◆ **GIVEN EXERCISE**
Reproduce every line of the listing as written, apart from the pictures.

Extracted records:
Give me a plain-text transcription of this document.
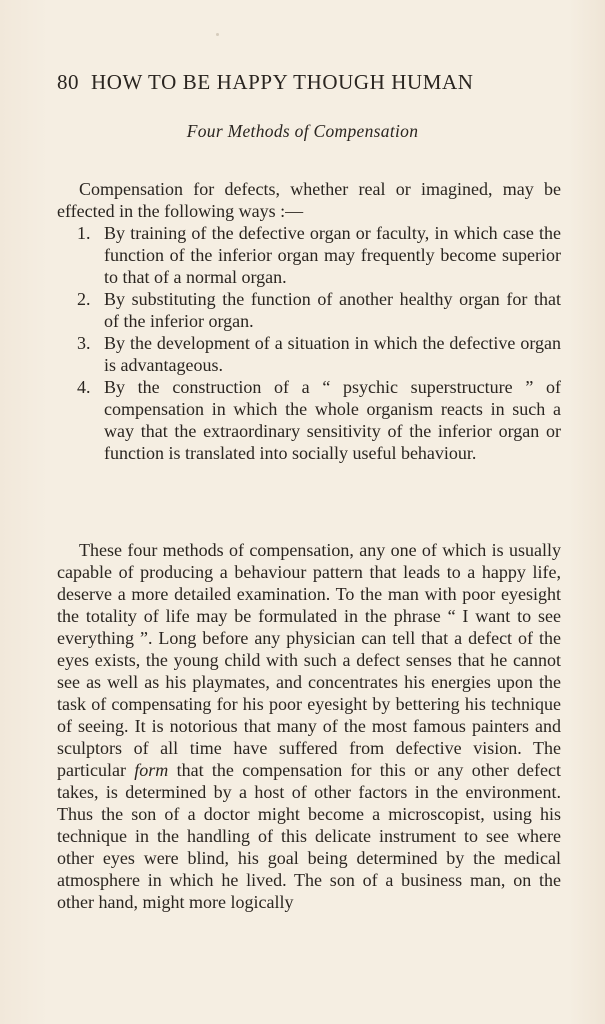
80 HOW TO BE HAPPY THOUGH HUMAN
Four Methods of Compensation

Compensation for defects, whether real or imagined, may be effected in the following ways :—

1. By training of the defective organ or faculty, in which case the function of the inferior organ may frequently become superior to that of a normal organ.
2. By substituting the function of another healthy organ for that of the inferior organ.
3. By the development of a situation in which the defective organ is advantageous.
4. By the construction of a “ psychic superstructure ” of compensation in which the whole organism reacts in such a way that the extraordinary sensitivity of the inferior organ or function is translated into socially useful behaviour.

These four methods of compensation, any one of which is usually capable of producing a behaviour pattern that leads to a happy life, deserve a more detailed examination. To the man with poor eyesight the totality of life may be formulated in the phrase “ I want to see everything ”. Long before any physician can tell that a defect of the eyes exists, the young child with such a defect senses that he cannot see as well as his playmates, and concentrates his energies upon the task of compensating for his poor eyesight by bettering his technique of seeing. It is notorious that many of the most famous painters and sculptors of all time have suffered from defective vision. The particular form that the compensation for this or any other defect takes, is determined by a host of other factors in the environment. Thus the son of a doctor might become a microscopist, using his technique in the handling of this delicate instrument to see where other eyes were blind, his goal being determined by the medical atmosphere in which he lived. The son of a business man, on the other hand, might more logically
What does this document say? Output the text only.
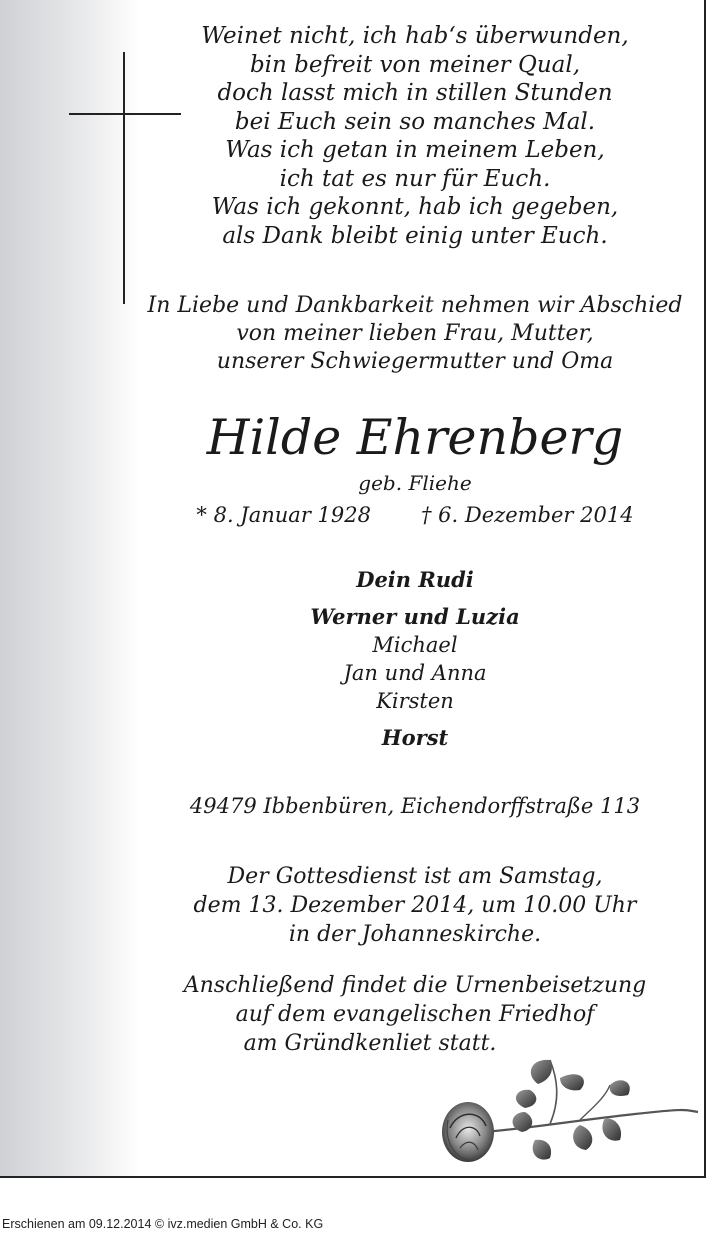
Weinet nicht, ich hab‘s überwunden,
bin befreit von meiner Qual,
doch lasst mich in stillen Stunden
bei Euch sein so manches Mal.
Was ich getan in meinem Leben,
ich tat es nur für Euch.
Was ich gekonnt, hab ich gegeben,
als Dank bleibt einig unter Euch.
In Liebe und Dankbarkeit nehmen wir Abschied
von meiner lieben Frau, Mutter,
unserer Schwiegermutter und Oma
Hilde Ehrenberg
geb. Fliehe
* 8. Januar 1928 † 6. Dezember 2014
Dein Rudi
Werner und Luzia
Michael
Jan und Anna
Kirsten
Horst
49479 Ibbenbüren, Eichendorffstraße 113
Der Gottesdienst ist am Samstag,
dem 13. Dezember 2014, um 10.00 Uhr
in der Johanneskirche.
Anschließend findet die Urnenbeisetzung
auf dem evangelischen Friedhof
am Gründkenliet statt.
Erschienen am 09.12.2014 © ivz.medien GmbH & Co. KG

◆ **FINISHED TASK**
Give me a plain-text transcription of this document.
80 HOW TO BE HAPPY THOUGH HUMAN
Four Methods of Compensation

Compensation for defects, whether real or imagined, may be effected in the following ways :—

1. By training of the defective organ or faculty, in which case the function of the inferior organ may frequently become superior to that of a normal organ.
2. By substituting the function of another healthy organ for that of the inferior organ.
3. By the development of a situation in which the defective organ is advantageous.
4. By the construction of a “ psychic superstructure ” of compensation in which the whole organism reacts in such a way that the extraordinary sensitivity of the inferior organ or function is translated into socially useful behaviour.

These four methods of compensation, any one of which is usually capable of producing a behaviour pattern that leads to a happy life, deserve a more detailed examination. To the man with poor eyesight the totality of life may be formulated in the phrase “ I want to see everything ”. Long before any physician can tell that a defect of the eyes exists, the young child with such a defect senses that he cannot see as well as his playmates, and concentrates his energies upon the task of compensating for his poor eyesight by bettering his technique of seeing. It is notorious that many of the most famous painters and sculptors of all time have suffered from defective vision. The particular form that the compensation for this or any other defect takes, is determined by a host of other factors in the environment. Thus the son of a doctor might become a microscopist, using his technique in the handling of this delicate instrument to see where other eyes were blind, his goal being determined by the medical atmosphere in which he lived. The son of a business man, on the other hand, might more logically
What does this document say? Output the text only.
Weinet nicht, ich hab‘s überwunden,
bin befreit von meiner Qual,
doch lasst mich in stillen Stunden
bei Euch sein so manches Mal.
Was ich getan in meinem Leben,
ich tat es nur für Euch.
Was ich gekonnt, hab ich gegeben,
als Dank bleibt einig unter Euch.
In Liebe und Dankbarkeit nehmen wir Abschied
von meiner lieben Frau, Mutter,
unserer Schwiegermutter und Oma
Hilde Ehrenberg
geb. Fliehe
* 8. Januar 1928 † 6. Dezember 2014
Dein Rudi
Werner und Luzia
Michael
Jan und Anna
Kirsten
Horst
49479 Ibbenbüren, Eichendorffstraße 113
Der Gottesdienst ist am Samstag,
dem 13. Dezember 2014, um 10.00 Uhr
in der Johanneskirche.
Anschließend findet die Urnenbeisetzung
auf dem evangelischen Friedhof
am Gründkenliet statt.
Erschienen am 09.12.2014 © ivz.medien GmbH & Co. KG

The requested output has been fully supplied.